_The exercise_: Look through the entries below and report how many lines hold the string "American". Only the number is wanted.

····················

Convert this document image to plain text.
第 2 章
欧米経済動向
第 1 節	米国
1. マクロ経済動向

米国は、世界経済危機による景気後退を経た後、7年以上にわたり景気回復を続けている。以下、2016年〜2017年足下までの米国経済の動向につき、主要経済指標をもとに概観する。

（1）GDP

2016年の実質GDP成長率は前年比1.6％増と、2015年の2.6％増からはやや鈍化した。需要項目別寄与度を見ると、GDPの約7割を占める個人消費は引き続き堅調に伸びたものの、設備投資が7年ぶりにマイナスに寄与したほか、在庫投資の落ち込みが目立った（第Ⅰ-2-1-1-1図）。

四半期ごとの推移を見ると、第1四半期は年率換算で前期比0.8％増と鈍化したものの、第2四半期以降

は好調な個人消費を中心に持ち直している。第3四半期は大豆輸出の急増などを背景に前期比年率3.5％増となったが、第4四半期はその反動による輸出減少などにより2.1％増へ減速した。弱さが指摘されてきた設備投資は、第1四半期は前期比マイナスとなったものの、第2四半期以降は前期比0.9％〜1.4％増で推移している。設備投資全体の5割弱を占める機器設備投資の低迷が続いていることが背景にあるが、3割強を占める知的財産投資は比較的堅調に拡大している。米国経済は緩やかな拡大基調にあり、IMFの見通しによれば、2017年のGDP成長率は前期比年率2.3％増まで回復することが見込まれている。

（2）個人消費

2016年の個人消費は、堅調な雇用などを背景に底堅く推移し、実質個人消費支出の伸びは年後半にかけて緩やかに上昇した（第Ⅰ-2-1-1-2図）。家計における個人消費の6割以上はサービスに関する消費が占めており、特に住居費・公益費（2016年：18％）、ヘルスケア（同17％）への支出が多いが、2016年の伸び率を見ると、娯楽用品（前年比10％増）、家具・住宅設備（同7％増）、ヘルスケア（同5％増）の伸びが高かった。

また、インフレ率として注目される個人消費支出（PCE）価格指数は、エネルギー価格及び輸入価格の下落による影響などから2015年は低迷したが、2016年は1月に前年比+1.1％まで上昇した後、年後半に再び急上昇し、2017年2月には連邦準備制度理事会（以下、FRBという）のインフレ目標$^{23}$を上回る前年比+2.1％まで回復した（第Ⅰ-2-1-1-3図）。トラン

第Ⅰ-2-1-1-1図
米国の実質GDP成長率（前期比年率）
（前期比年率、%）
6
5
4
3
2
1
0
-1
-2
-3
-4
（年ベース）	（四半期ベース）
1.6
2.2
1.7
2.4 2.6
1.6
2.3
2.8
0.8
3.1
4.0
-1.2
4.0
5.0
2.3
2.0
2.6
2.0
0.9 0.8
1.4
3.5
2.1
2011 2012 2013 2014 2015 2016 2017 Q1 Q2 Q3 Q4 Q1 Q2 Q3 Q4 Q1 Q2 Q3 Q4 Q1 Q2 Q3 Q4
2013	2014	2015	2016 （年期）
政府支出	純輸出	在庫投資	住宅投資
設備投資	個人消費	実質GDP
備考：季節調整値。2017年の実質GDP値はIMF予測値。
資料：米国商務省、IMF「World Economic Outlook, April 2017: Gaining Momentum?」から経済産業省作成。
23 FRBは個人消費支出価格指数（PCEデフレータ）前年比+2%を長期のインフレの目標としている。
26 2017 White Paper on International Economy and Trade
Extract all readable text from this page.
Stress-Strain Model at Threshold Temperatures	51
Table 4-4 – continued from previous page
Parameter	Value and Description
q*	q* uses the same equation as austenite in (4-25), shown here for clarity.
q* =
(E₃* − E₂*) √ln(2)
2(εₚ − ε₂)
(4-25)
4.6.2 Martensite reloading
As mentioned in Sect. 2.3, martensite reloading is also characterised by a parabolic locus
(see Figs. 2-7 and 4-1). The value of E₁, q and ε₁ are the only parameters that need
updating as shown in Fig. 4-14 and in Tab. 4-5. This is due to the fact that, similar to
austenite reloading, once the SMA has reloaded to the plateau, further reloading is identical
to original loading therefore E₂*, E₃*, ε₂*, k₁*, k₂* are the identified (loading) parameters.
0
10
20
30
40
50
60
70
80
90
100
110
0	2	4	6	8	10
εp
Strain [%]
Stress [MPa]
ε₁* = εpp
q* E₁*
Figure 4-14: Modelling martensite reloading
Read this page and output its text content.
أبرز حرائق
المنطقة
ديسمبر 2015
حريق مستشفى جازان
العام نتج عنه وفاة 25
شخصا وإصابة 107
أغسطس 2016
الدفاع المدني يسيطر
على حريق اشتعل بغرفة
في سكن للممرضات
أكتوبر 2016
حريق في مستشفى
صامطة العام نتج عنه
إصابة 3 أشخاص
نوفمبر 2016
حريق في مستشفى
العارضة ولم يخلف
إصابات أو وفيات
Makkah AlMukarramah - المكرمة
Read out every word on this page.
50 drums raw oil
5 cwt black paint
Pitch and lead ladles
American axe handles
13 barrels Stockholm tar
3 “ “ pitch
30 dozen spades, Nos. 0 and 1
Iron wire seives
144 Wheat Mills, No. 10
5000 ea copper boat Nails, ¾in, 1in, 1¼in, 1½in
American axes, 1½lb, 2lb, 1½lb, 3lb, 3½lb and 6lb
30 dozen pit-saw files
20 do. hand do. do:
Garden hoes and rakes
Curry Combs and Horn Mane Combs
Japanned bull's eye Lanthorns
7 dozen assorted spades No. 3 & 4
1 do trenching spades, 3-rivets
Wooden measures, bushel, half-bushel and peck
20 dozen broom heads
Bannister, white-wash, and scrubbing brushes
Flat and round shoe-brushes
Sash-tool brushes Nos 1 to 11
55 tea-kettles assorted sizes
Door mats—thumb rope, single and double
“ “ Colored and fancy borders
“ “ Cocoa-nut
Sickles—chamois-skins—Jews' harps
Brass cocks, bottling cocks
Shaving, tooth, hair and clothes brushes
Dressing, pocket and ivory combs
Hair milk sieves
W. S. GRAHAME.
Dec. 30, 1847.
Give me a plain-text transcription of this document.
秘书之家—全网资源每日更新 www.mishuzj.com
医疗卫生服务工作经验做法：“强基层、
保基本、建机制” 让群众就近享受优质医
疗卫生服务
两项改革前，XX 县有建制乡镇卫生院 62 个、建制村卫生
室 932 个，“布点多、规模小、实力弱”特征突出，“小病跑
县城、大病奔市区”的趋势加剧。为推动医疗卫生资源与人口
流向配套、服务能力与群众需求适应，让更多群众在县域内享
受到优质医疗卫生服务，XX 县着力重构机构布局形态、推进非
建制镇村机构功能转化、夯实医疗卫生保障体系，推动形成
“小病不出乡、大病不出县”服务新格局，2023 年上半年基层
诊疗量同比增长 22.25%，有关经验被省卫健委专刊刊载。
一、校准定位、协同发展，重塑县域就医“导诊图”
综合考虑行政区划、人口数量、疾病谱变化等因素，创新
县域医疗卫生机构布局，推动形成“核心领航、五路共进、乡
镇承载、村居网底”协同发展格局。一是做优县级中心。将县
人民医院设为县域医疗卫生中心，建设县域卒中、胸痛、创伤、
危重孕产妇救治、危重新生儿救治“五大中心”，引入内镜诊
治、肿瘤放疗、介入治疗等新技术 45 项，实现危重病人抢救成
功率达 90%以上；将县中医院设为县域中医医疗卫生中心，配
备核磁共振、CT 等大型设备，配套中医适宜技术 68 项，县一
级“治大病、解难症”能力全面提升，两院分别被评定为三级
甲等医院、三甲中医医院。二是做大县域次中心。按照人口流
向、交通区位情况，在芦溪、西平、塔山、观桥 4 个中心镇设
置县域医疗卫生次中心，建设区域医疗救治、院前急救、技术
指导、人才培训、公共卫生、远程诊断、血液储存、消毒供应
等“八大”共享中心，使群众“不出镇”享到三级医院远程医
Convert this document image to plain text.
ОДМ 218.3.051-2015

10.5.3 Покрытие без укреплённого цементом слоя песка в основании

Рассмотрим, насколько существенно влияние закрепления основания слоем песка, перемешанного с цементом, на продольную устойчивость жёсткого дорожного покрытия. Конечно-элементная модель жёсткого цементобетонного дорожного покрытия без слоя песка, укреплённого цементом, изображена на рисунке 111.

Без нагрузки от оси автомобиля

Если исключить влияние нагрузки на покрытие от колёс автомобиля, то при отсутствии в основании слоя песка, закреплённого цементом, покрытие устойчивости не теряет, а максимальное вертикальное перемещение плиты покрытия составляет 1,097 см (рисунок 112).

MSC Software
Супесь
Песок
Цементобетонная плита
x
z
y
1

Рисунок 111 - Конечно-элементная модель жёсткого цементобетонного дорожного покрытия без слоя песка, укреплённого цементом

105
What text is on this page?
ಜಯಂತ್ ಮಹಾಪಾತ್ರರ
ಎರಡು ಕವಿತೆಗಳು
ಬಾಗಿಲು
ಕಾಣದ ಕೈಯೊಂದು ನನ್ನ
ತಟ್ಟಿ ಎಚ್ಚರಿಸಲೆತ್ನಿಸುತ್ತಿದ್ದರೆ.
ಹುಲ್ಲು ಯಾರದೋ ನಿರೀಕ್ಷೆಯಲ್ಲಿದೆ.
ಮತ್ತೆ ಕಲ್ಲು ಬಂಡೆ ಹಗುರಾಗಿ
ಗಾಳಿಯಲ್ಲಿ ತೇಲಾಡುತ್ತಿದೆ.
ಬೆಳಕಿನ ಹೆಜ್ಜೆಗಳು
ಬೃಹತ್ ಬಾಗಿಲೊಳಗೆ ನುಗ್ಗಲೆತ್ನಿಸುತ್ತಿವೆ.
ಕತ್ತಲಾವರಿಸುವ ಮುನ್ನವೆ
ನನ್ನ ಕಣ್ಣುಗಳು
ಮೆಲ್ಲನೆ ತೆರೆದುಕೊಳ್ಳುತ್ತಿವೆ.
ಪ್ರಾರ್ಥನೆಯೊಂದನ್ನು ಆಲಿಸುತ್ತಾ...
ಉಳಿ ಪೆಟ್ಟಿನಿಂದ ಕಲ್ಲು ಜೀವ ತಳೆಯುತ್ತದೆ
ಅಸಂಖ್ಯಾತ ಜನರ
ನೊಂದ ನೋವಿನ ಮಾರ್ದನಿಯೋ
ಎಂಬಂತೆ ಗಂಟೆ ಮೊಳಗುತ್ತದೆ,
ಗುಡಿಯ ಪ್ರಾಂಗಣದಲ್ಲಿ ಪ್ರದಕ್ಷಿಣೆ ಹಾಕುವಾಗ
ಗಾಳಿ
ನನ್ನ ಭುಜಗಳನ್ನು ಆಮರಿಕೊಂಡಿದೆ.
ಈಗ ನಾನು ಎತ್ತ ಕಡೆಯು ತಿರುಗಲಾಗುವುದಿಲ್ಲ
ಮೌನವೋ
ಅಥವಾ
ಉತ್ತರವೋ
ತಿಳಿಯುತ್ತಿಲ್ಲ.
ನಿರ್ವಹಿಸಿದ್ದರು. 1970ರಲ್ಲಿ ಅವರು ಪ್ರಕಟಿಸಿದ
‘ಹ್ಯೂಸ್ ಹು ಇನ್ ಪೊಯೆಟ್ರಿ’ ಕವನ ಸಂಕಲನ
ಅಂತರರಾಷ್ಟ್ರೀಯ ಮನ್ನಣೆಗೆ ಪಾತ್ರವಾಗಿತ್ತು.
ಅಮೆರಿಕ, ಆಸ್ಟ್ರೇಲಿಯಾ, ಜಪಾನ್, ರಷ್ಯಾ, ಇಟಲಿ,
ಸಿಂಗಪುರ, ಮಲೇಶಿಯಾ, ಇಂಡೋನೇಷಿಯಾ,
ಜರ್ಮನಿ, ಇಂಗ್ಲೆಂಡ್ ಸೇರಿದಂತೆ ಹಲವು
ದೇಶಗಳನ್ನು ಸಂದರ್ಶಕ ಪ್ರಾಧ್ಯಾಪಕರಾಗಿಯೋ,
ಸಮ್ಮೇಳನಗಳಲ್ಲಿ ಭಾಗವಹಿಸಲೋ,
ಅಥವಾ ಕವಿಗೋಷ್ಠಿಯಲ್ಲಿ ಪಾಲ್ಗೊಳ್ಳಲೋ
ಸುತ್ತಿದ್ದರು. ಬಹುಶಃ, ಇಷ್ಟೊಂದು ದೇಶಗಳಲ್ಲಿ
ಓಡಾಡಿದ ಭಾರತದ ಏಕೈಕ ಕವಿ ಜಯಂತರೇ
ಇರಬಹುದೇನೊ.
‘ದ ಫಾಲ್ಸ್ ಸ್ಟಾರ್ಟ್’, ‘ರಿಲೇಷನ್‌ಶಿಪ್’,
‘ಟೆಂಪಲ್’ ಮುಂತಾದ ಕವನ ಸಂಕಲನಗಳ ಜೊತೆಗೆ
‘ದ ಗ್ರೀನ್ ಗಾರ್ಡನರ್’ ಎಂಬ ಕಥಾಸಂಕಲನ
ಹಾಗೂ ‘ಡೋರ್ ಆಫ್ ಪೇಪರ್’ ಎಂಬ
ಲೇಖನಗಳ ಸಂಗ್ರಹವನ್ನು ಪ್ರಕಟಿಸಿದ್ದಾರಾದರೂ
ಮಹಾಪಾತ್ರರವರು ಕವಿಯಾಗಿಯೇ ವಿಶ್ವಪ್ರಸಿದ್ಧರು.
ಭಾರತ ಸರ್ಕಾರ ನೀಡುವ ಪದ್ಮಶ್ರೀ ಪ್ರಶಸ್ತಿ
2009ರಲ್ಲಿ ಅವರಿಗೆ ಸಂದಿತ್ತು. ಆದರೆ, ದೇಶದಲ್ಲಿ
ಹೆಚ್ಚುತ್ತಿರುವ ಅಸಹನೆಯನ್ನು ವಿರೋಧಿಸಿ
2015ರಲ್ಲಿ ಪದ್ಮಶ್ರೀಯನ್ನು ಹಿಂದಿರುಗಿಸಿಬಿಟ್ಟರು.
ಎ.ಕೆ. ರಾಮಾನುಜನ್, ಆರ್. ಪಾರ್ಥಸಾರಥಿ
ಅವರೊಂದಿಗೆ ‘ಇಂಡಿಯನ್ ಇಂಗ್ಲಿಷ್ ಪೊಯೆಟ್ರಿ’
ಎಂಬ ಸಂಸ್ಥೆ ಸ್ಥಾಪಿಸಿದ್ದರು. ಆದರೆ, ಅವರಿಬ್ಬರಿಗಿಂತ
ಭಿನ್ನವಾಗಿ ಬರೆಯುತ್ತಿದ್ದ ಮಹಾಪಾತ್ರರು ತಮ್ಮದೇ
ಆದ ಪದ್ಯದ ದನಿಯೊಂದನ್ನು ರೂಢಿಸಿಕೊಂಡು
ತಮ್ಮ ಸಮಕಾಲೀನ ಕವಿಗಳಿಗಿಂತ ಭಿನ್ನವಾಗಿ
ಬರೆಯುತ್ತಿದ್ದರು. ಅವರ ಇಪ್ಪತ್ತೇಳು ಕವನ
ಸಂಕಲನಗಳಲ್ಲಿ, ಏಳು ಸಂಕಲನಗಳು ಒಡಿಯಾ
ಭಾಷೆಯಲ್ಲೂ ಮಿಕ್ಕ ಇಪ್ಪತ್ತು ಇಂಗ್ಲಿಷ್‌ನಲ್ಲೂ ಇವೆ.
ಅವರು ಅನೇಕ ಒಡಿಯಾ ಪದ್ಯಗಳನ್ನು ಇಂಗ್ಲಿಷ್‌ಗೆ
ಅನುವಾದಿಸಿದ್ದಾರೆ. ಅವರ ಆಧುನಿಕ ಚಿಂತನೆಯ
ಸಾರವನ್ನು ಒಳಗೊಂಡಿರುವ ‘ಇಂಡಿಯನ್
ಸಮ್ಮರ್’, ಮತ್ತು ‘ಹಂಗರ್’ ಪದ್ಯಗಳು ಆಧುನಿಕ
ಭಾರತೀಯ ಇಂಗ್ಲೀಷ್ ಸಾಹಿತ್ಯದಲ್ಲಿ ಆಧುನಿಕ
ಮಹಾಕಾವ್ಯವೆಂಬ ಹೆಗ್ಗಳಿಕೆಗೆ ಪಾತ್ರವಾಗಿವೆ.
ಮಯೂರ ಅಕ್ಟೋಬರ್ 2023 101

····················

_Answer to this exercise_: 2